Given information -

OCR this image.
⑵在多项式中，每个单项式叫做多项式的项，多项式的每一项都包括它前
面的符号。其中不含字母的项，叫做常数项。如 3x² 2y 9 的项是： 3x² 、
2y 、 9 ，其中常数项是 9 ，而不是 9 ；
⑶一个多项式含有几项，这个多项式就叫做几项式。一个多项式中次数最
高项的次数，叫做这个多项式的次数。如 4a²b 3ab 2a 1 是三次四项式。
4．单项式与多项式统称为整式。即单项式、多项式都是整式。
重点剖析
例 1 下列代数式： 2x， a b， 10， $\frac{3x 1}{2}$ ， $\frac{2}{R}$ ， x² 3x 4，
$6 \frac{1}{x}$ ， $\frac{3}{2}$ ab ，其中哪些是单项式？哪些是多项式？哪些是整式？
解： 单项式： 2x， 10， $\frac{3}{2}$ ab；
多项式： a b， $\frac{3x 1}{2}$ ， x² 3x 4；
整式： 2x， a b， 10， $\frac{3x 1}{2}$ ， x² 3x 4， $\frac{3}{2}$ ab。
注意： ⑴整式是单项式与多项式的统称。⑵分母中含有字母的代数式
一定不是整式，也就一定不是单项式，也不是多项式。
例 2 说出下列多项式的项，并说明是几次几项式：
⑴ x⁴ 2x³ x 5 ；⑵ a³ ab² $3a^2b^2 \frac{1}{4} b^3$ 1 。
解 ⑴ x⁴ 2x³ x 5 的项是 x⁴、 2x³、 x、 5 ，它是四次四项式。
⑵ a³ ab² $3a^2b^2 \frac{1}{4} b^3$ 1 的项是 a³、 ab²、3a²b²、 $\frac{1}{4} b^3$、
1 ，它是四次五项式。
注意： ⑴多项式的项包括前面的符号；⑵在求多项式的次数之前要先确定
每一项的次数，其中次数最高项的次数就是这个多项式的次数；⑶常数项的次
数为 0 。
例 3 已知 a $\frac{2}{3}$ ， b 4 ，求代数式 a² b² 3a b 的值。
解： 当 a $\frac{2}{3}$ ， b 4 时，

What needs to be done -
Word for word, write out the data.

Worked solution -
OCR this image.
⑵在多项式中，每个单项式叫做多项式的项，多项式的每一项都包括它前
面的符号。其中不含字母的项，叫做常数项。如 3x² 2y 9 的项是： 3x² 、
2y 、 9 ，其中常数项是 9 ，而不是 9 ；
⑶一个多项式含有几项，这个多项式就叫做几项式。一个多项式中次数最
高项的次数，叫做这个多项式的次数。如 4a²b 3ab 2a 1 是三次四项式。
4．单项式与多项式统称为整式。即单项式、多项式都是整式。
重点剖析
例 1 下列代数式： 2x， a b， 10， $\frac{3x 1}{2}$ ， $\frac{2}{R}$ ， x² 3x 4，
$6 \frac{1}{x}$ ， $\frac{3}{2}$ ab ，其中哪些是单项式？哪些是多项式？哪些是整式？
解： 单项式： 2x， 10， $\frac{3}{2}$ ab；
多项式： a b， $\frac{3x 1}{2}$ ， x² 3x 4；
整式： 2x， a b， 10， $\frac{3x 1}{2}$ ， x² 3x 4， $\frac{3}{2}$ ab。
注意： ⑴整式是单项式与多项式的统称。⑵分母中含有字母的代数式
一定不是整式，也就一定不是单项式，也不是多项式。
例 2 说出下列多项式的项，并说明是几次几项式：
⑴ x⁴ 2x³ x 5 ；⑵ a³ ab² $3a^2b^2 \frac{1}{4} b^3$ 1 。
解 ⑴ x⁴ 2x³ x 5 的项是 x⁴、 2x³、 x、 5 ，它是四次四项式。
⑵ a³ ab² $3a^2b^2 \frac{1}{4} b^3$ 1 的项是 a³、 ab²、3a²b²、 $\frac{1}{4} b^3$、
1 ，它是四次五项式。
注意： ⑴多项式的项包括前面的符号；⑵在求多项式的次数之前要先确定
每一项的次数，其中次数最高项的次数就是这个多项式的次数；⑶常数项的次
数为 0 。
例 3 已知 a $\frac{2}{3}$ ， b 4 ，求代数式 a² b² 3a b 的值。
解： 当 a $\frac{2}{3}$ ， b 4 时，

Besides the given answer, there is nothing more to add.